▸ SET TASK
Filter the listing and keep only the lines with the word "поддержка".

---- RECORDS SHOWN

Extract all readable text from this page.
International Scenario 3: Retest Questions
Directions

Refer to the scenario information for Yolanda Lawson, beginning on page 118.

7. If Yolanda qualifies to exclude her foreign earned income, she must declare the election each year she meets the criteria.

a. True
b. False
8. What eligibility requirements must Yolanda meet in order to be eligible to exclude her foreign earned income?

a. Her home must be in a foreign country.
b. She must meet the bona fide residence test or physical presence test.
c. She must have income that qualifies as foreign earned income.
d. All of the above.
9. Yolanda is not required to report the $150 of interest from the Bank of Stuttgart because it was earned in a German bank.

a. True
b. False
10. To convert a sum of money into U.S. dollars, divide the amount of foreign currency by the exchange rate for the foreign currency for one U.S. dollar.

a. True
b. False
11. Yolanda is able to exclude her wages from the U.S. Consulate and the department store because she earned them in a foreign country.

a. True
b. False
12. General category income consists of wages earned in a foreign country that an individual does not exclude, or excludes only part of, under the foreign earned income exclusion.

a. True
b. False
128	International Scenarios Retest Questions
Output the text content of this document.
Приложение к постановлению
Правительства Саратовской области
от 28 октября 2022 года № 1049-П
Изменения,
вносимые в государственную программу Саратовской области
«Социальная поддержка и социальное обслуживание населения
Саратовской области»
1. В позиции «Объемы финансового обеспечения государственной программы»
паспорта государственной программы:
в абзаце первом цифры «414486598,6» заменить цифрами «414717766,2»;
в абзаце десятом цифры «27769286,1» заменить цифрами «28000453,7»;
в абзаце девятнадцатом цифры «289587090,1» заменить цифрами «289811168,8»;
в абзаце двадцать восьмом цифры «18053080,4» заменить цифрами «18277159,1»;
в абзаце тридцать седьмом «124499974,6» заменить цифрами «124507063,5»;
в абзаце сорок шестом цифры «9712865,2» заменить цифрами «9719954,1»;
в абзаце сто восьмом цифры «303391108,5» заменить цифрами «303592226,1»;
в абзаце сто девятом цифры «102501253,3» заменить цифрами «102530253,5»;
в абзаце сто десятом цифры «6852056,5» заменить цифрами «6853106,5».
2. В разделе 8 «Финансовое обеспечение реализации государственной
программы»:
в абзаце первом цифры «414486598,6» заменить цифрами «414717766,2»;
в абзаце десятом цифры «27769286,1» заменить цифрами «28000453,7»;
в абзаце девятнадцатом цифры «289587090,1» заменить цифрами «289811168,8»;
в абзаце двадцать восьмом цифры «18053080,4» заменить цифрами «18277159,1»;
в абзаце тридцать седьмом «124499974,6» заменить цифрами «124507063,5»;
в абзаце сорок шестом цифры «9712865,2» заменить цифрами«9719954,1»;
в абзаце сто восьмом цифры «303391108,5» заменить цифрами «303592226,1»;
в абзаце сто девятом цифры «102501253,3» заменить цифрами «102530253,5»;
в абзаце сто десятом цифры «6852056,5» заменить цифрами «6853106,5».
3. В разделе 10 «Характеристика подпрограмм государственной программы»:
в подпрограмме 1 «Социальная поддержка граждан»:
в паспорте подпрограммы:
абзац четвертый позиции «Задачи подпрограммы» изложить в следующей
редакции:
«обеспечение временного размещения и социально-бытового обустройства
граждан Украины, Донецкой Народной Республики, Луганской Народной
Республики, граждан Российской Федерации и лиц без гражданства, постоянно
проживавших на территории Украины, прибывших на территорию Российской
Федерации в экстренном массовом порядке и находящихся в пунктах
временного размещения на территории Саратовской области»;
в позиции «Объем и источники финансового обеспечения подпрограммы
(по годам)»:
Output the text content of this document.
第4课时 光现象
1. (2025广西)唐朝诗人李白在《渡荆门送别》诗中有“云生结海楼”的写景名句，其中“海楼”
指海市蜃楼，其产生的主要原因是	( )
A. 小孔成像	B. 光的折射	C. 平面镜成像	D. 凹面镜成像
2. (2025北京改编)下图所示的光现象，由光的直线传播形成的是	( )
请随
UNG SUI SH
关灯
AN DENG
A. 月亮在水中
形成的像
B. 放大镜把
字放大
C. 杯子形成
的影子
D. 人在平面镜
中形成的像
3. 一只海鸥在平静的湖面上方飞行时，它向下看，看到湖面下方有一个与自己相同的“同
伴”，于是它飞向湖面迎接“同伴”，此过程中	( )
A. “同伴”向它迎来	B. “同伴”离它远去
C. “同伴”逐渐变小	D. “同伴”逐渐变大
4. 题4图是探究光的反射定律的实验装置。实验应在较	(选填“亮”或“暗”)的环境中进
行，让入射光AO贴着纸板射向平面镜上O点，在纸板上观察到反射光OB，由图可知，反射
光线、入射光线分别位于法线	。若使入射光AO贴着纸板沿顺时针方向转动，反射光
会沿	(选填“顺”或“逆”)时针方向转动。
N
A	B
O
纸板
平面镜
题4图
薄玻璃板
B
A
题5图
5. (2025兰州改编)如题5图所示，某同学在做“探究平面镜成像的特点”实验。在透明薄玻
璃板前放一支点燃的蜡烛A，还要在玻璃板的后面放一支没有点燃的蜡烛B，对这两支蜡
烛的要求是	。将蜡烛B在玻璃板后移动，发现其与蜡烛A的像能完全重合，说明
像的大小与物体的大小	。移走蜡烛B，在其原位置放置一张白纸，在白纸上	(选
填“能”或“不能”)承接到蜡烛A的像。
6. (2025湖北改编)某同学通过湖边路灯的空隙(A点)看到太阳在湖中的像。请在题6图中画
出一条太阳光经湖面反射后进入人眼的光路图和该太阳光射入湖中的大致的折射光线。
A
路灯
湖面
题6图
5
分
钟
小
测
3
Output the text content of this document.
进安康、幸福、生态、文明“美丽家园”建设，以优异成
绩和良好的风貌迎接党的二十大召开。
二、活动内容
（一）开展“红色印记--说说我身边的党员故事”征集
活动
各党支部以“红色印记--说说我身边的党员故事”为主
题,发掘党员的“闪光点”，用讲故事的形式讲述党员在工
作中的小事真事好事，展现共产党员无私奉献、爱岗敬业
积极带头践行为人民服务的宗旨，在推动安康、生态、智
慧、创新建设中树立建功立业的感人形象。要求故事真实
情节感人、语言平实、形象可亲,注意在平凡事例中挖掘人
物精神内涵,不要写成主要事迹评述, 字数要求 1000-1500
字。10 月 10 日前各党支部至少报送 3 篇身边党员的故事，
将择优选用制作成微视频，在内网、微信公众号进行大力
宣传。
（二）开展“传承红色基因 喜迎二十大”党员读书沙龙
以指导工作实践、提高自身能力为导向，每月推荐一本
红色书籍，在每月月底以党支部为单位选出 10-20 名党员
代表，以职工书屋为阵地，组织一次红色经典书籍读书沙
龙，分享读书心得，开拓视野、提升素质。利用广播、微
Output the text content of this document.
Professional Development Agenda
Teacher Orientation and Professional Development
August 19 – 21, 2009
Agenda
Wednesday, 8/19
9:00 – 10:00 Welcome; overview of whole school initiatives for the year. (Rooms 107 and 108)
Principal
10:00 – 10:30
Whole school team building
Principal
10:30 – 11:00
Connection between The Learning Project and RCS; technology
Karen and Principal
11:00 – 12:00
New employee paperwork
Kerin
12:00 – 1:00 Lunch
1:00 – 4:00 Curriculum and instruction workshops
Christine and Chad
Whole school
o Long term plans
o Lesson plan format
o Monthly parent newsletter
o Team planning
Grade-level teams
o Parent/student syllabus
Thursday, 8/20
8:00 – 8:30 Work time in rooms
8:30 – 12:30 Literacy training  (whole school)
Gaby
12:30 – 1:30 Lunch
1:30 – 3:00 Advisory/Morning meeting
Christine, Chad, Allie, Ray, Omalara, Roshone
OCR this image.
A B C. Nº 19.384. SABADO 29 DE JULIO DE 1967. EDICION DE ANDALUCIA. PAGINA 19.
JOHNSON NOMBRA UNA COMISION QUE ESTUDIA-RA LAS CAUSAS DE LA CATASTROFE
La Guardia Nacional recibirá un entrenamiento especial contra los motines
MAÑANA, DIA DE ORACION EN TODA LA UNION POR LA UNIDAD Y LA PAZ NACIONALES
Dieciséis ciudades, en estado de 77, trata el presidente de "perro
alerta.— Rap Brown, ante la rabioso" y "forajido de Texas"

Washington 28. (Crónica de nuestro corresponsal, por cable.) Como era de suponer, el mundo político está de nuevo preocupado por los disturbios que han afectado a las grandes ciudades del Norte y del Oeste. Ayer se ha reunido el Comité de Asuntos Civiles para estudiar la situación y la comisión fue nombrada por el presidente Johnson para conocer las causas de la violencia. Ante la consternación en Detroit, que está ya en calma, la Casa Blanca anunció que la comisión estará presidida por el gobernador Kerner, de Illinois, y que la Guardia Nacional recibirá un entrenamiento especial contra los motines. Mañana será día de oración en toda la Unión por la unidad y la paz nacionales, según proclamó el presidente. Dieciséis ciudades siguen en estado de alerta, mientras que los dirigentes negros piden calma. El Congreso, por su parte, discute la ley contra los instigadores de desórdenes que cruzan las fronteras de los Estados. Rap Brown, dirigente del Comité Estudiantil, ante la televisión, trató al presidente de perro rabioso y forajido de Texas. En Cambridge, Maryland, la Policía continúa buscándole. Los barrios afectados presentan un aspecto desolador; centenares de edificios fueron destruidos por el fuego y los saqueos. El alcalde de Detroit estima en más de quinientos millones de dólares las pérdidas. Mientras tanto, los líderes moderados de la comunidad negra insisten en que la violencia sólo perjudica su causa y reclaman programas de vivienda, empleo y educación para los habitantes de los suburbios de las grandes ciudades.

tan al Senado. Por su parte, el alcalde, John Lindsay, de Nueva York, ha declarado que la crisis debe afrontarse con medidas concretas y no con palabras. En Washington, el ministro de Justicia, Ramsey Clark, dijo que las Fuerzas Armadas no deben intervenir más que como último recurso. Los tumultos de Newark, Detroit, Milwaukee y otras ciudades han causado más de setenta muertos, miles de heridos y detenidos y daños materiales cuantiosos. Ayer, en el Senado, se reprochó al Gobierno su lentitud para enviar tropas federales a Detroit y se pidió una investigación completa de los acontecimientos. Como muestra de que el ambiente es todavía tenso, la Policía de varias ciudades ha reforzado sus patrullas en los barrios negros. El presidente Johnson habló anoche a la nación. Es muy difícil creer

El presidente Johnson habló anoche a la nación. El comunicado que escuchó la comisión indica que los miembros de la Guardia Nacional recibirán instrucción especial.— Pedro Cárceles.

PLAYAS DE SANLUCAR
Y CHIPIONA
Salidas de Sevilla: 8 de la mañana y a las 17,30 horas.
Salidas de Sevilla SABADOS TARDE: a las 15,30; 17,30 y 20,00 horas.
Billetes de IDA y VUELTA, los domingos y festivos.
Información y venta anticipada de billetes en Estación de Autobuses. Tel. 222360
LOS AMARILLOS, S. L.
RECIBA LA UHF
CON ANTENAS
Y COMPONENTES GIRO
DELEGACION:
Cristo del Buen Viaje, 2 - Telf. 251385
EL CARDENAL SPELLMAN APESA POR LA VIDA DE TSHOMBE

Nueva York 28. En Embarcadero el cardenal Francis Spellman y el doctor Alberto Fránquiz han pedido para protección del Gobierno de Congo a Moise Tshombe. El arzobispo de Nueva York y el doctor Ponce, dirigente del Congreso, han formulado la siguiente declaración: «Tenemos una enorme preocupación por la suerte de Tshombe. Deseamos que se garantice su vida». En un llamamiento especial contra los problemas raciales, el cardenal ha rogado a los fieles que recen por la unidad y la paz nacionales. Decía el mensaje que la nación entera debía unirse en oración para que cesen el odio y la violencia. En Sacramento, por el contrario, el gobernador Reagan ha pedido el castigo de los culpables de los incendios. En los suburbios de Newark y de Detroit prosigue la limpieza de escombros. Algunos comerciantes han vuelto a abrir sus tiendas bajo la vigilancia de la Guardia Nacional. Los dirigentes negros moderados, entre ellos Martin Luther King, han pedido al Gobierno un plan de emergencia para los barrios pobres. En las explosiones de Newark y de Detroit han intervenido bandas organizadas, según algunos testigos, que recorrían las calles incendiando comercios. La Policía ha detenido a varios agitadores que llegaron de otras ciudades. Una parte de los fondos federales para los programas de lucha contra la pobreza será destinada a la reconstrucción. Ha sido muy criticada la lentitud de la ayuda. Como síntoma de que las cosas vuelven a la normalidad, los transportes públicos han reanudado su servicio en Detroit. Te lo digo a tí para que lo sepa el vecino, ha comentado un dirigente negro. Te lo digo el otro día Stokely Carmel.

--------

▸ ANSWER TO THE PROBLEM
«Социальная поддержка и социальное обслуживание населения
в подпрограмме 1 «Социальная поддержка граждан»:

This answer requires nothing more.